What is asked: Extract all lines that hold the string "とりあえずクソスレ乱立するのやめたら".

Records supplied:
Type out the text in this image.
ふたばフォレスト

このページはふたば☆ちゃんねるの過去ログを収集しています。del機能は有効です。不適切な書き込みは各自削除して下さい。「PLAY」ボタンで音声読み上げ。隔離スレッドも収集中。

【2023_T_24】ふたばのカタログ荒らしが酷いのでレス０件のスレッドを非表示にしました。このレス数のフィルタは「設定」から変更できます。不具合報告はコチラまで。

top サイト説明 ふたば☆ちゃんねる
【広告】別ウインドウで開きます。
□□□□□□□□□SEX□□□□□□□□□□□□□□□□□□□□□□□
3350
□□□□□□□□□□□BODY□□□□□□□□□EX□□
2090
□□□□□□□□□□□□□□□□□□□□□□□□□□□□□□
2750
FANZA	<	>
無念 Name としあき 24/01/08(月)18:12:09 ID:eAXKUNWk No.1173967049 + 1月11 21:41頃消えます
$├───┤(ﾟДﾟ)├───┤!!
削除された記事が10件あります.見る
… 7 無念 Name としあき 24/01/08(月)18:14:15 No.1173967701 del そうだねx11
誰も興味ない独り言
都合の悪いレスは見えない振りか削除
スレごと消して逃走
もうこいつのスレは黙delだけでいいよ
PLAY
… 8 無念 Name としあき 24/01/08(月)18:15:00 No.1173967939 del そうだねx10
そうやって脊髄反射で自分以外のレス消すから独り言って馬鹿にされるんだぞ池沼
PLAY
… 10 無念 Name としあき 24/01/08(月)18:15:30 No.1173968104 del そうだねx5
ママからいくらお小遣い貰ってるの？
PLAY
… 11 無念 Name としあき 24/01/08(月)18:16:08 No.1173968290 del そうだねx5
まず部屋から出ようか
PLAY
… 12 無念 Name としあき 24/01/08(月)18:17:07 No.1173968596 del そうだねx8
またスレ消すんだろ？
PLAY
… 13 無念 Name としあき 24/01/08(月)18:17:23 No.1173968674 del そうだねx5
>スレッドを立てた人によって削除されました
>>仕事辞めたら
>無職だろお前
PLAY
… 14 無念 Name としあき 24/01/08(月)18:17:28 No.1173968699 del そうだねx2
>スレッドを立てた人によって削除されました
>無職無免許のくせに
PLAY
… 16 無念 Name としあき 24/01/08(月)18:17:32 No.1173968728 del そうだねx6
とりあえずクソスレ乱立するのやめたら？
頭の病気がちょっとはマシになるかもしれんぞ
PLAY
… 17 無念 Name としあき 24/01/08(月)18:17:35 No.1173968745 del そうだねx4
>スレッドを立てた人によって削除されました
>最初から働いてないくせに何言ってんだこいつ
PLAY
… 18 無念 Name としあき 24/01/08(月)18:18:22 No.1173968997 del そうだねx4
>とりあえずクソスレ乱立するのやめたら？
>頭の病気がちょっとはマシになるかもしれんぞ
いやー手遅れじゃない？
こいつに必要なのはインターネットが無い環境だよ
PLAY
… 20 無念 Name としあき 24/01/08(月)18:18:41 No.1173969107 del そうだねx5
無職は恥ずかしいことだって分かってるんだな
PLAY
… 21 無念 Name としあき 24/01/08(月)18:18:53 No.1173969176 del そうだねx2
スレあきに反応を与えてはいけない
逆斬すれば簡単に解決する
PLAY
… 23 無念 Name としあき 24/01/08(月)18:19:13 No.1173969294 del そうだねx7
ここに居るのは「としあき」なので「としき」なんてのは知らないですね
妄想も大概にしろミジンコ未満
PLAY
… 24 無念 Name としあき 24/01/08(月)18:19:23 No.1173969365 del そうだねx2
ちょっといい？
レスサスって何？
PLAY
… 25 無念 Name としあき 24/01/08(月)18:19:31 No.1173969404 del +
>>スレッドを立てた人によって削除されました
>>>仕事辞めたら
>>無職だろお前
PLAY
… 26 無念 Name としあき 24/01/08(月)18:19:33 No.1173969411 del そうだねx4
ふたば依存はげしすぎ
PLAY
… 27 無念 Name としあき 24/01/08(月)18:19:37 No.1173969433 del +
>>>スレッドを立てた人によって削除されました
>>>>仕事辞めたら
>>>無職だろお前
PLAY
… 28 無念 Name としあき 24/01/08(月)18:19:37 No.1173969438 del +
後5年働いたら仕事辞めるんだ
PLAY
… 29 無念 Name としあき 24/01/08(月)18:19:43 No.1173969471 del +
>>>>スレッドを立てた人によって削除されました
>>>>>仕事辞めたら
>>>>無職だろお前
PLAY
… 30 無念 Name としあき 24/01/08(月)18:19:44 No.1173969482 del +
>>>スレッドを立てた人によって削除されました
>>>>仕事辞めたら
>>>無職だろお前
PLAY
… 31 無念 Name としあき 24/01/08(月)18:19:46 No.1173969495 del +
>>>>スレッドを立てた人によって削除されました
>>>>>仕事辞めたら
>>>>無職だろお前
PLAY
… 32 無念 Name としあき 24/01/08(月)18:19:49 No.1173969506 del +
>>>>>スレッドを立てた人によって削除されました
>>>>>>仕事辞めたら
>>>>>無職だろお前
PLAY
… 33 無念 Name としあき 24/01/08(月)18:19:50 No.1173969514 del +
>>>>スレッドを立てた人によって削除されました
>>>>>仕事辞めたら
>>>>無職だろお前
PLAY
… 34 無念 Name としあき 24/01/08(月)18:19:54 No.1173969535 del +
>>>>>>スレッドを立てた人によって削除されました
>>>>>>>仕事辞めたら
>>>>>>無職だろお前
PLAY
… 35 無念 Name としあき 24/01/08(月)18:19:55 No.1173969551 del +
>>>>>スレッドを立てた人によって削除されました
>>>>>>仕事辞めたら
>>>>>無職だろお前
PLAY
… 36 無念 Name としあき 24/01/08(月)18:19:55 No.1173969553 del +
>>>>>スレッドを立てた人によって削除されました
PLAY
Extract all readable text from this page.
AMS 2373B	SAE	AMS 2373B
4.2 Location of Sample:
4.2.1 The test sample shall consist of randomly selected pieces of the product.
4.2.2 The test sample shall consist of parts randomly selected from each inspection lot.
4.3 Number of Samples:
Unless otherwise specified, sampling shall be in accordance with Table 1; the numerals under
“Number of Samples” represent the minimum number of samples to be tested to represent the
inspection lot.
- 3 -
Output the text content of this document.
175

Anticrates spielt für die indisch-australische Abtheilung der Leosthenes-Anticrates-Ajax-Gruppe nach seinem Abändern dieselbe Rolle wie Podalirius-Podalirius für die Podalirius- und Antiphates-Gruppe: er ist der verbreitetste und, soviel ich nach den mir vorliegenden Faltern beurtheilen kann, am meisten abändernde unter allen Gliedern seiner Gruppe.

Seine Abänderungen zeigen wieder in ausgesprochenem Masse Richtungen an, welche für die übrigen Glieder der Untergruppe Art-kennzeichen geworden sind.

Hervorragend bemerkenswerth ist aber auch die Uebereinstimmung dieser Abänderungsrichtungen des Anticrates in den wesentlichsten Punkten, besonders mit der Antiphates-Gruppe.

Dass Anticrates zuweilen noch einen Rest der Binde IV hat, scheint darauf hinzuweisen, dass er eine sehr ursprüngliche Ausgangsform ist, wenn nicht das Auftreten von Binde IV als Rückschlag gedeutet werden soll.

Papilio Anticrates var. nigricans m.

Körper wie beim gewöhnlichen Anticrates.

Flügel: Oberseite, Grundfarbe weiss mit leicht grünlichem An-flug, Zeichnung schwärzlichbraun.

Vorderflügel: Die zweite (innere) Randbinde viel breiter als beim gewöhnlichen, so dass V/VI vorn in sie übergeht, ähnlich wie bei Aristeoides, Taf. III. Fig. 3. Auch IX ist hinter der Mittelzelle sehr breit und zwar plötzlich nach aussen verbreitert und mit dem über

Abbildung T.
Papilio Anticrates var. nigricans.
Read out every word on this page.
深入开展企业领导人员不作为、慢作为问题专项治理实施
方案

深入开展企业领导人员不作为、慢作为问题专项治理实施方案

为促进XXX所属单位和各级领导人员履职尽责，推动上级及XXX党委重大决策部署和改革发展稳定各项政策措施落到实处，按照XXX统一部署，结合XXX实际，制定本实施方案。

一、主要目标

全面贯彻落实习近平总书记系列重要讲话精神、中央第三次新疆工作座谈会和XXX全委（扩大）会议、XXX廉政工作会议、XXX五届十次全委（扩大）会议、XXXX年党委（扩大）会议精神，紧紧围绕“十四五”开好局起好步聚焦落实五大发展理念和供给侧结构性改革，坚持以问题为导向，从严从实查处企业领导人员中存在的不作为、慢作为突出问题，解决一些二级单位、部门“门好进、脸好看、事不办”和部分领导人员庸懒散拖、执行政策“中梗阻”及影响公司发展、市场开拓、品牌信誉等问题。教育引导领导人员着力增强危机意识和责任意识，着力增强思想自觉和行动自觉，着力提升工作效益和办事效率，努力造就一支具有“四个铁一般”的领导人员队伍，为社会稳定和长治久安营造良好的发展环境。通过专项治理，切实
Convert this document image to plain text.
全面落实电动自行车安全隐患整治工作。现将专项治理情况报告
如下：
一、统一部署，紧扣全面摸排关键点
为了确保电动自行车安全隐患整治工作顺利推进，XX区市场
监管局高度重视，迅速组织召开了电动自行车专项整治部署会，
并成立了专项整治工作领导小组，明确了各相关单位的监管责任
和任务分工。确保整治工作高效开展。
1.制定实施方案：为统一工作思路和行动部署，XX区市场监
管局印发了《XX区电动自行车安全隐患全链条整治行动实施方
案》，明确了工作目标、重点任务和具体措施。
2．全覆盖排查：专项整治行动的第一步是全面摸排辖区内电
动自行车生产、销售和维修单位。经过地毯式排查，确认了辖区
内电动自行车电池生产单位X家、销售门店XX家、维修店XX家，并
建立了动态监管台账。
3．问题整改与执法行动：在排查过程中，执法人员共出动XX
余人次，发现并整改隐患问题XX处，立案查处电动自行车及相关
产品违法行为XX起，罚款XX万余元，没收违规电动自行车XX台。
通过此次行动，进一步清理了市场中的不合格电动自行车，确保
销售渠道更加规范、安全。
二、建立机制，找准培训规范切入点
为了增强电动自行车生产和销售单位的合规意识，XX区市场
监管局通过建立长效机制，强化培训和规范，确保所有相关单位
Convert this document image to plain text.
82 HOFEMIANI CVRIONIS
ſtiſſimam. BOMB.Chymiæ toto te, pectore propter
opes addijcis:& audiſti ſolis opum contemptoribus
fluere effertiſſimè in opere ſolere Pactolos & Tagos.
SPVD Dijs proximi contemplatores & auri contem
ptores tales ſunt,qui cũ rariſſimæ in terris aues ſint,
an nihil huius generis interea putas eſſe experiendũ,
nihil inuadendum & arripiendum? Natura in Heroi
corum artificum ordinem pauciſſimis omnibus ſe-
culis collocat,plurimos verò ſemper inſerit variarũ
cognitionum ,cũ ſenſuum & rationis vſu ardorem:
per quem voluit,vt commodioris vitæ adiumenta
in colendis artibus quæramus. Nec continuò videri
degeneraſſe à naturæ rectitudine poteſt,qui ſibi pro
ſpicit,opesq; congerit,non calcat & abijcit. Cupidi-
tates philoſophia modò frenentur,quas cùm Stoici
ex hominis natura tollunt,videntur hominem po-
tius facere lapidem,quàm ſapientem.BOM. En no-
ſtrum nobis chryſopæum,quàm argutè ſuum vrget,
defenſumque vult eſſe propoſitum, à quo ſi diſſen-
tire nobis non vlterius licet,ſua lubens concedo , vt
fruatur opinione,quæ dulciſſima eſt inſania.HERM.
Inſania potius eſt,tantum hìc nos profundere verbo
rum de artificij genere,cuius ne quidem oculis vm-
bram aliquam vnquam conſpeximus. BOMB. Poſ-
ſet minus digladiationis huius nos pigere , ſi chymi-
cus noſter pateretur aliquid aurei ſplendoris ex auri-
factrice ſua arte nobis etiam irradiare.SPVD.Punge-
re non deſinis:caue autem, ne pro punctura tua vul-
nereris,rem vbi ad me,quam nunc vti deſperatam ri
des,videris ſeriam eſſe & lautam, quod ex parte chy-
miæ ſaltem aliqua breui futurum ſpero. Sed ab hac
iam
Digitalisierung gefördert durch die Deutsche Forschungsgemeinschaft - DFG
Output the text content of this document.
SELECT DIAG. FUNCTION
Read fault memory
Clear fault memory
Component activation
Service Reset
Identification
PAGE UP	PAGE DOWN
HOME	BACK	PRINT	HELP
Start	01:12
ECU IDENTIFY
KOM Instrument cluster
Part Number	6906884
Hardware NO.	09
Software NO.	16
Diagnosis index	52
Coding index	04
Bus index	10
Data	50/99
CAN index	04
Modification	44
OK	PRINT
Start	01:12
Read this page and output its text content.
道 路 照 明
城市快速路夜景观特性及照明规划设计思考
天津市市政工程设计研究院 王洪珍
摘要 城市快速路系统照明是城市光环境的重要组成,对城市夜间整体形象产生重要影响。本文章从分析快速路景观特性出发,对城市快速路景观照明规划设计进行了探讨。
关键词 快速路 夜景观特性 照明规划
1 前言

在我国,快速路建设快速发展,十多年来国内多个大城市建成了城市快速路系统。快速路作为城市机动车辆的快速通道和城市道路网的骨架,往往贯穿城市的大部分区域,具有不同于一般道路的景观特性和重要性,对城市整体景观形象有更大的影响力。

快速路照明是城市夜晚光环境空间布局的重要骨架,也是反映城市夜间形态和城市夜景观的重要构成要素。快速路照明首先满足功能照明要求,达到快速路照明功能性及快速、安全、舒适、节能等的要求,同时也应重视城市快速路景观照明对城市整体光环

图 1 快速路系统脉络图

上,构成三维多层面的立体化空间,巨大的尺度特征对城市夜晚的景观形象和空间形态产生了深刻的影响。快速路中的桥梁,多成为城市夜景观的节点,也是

Result for this task:
とりあえずクソスレ乱立するのやめたら？
>とりあえずクソスレ乱立するのやめたら？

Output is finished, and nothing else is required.